* Data supplied *
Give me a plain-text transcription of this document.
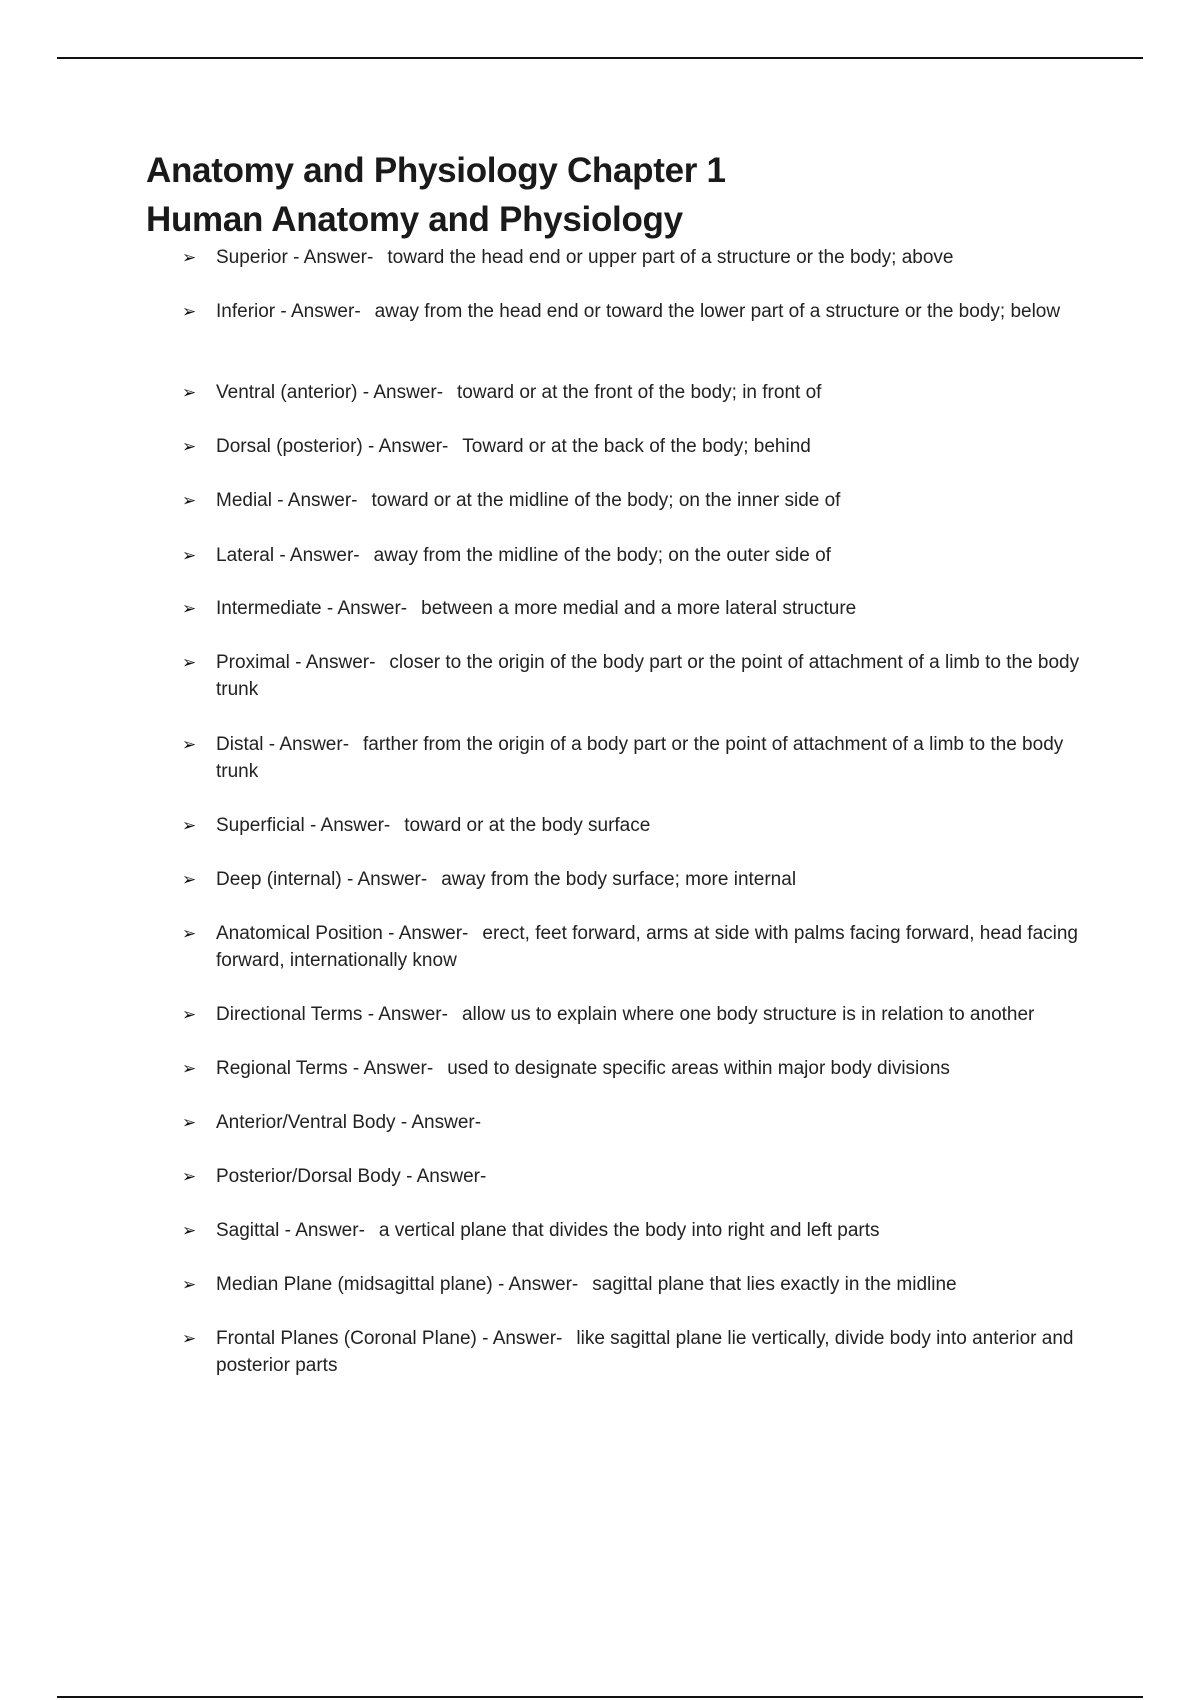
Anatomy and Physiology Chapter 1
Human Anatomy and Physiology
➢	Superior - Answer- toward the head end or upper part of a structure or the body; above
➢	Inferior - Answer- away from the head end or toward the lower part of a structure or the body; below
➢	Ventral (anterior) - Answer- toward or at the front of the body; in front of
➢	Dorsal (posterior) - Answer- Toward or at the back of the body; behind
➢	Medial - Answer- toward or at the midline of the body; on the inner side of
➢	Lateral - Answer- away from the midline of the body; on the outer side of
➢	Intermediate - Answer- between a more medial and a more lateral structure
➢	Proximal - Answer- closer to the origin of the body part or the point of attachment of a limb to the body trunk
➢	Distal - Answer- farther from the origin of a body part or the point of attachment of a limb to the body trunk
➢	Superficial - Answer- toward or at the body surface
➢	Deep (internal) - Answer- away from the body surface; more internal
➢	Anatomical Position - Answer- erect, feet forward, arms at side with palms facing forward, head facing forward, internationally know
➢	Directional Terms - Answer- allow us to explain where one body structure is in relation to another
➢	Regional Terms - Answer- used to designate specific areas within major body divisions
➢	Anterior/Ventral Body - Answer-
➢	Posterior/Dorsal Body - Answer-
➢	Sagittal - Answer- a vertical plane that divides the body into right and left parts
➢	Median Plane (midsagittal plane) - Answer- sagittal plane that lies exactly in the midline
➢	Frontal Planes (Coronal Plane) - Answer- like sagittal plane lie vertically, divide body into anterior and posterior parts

* What to produce *
Your copy should hold every record word for word and none of the pictures.

* Written reply *
Give me a plain-text transcription of this document.
Anatomy and Physiology Chapter 1
Human Anatomy and Physiology
➢	Superior - Answer- toward the head end or upper part of a structure or the body; above
➢	Inferior - Answer- away from the head end or toward the lower part of a structure or the body; below
➢	Ventral (anterior) - Answer- toward or at the front of the body; in front of
➢	Dorsal (posterior) - Answer- Toward or at the back of the body; behind
➢	Medial - Answer- toward or at the midline of the body; on the inner side of
➢	Lateral - Answer- away from the midline of the body; on the outer side of
➢	Intermediate - Answer- between a more medial and a more lateral structure
➢	Proximal - Answer- closer to the origin of the body part or the point of attachment of a limb to the body trunk
➢	Distal - Answer- farther from the origin of a body part or the point of attachment of a limb to the body trunk
➢	Superficial - Answer- toward or at the body surface
➢	Deep (internal) - Answer- away from the body surface; more internal
➢	Anatomical Position - Answer- erect, feet forward, arms at side with palms facing forward, head facing forward, internationally know
➢	Directional Terms - Answer- allow us to explain where one body structure is in relation to another
➢	Regional Terms - Answer- used to designate specific areas within major body divisions
➢	Anterior/Ventral Body - Answer-
➢	Posterior/Dorsal Body - Answer-
➢	Sagittal - Answer- a vertical plane that divides the body into right and left parts
➢	Median Plane (midsagittal plane) - Answer- sagittal plane that lies exactly in the midline
➢	Frontal Planes (Coronal Plane) - Answer- like sagittal plane lie vertically, divide body into anterior and posterior parts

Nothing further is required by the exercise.